**Task instructions**: Extract all of the data and reproduce it precisely.
[Material for this task start]
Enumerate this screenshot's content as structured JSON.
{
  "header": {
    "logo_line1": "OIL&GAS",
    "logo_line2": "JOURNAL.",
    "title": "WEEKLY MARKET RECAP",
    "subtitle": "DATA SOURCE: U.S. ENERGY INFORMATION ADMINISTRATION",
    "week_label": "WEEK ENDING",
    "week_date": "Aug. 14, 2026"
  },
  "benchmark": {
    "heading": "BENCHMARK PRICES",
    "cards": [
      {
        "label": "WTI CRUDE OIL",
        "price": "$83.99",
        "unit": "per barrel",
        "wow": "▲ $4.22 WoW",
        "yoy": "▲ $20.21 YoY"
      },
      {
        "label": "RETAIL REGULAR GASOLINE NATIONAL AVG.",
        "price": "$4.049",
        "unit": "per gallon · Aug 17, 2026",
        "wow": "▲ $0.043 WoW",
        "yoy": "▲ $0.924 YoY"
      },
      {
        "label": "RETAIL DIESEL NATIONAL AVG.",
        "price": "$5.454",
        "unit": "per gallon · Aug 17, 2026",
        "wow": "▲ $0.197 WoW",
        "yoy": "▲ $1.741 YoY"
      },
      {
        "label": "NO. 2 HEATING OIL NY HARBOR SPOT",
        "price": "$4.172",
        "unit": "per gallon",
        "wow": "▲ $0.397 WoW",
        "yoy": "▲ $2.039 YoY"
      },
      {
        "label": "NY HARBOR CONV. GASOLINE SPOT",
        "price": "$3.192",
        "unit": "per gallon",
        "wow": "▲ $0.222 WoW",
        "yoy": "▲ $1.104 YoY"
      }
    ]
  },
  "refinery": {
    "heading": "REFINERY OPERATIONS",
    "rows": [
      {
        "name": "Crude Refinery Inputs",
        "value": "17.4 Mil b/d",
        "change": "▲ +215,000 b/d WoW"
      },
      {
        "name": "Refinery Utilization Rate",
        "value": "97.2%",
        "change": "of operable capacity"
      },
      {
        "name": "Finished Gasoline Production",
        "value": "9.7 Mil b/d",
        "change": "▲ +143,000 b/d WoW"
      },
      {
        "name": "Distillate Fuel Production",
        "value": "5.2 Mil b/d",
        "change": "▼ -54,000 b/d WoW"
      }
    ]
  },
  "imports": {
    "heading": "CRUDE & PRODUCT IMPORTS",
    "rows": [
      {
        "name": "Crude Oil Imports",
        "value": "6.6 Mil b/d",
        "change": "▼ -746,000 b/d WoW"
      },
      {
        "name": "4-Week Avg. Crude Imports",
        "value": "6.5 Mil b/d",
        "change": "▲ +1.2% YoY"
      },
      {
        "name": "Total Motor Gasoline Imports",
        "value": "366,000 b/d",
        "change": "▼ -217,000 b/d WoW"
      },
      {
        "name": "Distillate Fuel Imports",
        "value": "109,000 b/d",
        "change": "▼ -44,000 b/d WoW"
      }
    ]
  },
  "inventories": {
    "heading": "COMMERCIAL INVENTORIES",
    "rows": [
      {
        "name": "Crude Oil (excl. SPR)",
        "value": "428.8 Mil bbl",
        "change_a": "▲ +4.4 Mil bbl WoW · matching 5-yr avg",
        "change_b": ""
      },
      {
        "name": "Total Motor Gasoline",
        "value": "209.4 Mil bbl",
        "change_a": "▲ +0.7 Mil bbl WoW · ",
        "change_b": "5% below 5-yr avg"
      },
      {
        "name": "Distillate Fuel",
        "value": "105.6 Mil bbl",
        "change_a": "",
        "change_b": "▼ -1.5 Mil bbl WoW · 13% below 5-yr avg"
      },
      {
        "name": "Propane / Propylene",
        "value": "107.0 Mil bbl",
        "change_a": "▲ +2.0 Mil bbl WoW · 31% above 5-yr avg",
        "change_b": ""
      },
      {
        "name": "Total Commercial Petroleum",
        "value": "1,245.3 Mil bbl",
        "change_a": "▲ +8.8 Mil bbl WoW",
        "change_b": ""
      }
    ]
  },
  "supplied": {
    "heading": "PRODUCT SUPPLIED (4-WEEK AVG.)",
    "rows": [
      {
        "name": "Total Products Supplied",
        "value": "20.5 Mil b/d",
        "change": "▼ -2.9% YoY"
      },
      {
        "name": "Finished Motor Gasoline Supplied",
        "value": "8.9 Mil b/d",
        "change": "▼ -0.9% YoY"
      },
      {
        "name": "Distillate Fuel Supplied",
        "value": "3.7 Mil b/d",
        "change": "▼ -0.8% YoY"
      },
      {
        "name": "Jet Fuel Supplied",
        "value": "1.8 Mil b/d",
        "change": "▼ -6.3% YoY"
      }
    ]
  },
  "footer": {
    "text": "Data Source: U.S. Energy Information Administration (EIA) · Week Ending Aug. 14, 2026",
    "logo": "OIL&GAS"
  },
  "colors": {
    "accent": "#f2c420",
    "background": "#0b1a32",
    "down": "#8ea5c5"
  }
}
[Material for this task end]
**Solution below**:
Enumerate this screenshot's content as structured JSON.
{
  "header": {
    "logo_line1": "OIL&GAS",
    "logo_line2": "JOURNAL.",
    "title": "WEEKLY MARKET RECAP",
    "subtitle": "DATA SOURCE: U.S. ENERGY INFORMATION ADMINISTRATION",
    "week_label": "WEEK ENDING",
    "week_date": "Aug. 14, 2026"
  },
  "benchmark": {
    "heading": "BENCHMARK PRICES",
    "cards": [
      {
        "label": "WTI CRUDE OIL",
        "price": "$83.99",
        "unit": "per barrel",
        "wow": "▲ $4.22 WoW",
        "yoy": "▲ $20.21 YoY"
      },
      {
        "label": "RETAIL REGULAR GASOLINE NATIONAL AVG.",
        "price": "$4.049",
        "unit": "per gallon · Aug 17, 2026",
        "wow": "▲ $0.043 WoW",
        "yoy": "▲ $0.924 YoY"
      },
      {
        "label": "RETAIL DIESEL NATIONAL AVG.",
        "price": "$5.454",
        "unit": "per gallon · Aug 17, 2026",
        "wow": "▲ $0.197 WoW",
        "yoy": "▲ $1.741 YoY"
      },
      {
        "label": "NO. 2 HEATING OIL NY HARBOR SPOT",
        "price": "$4.172",
        "unit": "per gallon",
        "wow": "▲ $0.397 WoW",
        "yoy": "▲ $2.039 YoY"
      },
      {
        "label": "NY HARBOR CONV. GASOLINE SPOT",
        "price": "$3.192",
        "unit": "per gallon",
        "wow": "▲ $0.222 WoW",
        "yoy": "▲ $1.104 YoY"
      }
    ]
  },
  "refinery": {
    "heading": "REFINERY OPERATIONS",
    "rows": [
      {
        "name": "Crude Refinery Inputs",
        "value": "17.4 Mil b/d",
        "change": "▲ +215,000 b/d WoW"
      },
      {
        "name": "Refinery Utilization Rate",
        "value": "97.2%",
        "change": "of operable capacity"
      },
      {
        "name": "Finished Gasoline Production",
        "value": "9.7 Mil b/d",
        "change": "▲ +143,000 b/d WoW"
      },
      {
        "name": "Distillate Fuel Production",
        "value": "5.2 Mil b/d",
        "change": "▼ -54,000 b/d WoW"
      }
    ]
  },
  "imports": {
    "heading": "CRUDE & PRODUCT IMPORTS",
    "rows": [
      {
        "name": "Crude Oil Imports",
        "value": "6.6 Mil b/d",
        "change": "▼ -746,000 b/d WoW"
      },
      {
        "name": "4-Week Avg. Crude Imports",
        "value": "6.5 Mil b/d",
        "change": "▲ +1.2% YoY"
      },
      {
        "name": "Total Motor Gasoline Imports",
        "value": "366,000 b/d",
        "change": "▼ -217,000 b/d WoW"
      },
      {
        "name": "Distillate Fuel Imports",
        "value": "109,000 b/d",
        "change": "▼ -44,000 b/d WoW"
      }
    ]
  },
  "inventories": {
    "heading": "COMMERCIAL INVENTORIES",
    "rows": [
      {
        "name": "Crude Oil (excl. SPR)",
        "value": "428.8 Mil bbl",
        "change_a": "▲ +4.4 Mil bbl WoW · matching 5-yr avg",
        "change_b": ""
      },
      {
        "name": "Total Motor Gasoline",
        "value": "209.4 Mil bbl",
        "change_a": "▲ +0.7 Mil bbl WoW · ",
        "change_b": "5% below 5-yr avg"
      },
      {
        "name": "Distillate Fuel",
        "value": "105.6 Mil bbl",
        "change_a": "",
        "change_b": "▼ -1.5 Mil bbl WoW · 13% below 5-yr avg"
      },
      {
        "name": "Propane / Propylene",
        "value": "107.0 Mil bbl",
        "change_a": "▲ +2.0 Mil bbl WoW · 31% above 5-yr avg",
        "change_b": ""
      },
      {
        "name": "Total Commercial Petroleum",
        "value": "1,245.3 Mil bbl",
        "change_a": "▲ +8.8 Mil bbl WoW",
        "change_b": ""
      }
    ]
  },
  "supplied": {
    "heading": "PRODUCT SUPPLIED (4-WEEK AVG.)",
    "rows": [
      {
        "name": "Total Products Supplied",
        "value": "20.5 Mil b/d",
        "change": "▼ -2.9% YoY"
      },
      {
        "name": "Finished Motor Gasoline Supplied",
        "value": "8.9 Mil b/d",
        "change": "▼ -0.9% YoY"
      },
      {
        "name": "Distillate Fuel Supplied",
        "value": "3.7 Mil b/d",
        "change": "▼ -0.8% YoY"
      },
      {
        "name": "Jet Fuel Supplied",
        "value": "1.8 Mil b/d",
        "change": "▼ -6.3% YoY"
      }
    ]
  },
  "footer": {
    "text": "Data Source: U.S. Energy Information Administration (EIA) · Week Ending Aug. 14, 2026",
    "logo": "OIL&GAS"
  },
  "colors": {
    "accent": "#f2c420",
    "background": "#0b1a32",
    "down": "#8ea5c5"
  }
}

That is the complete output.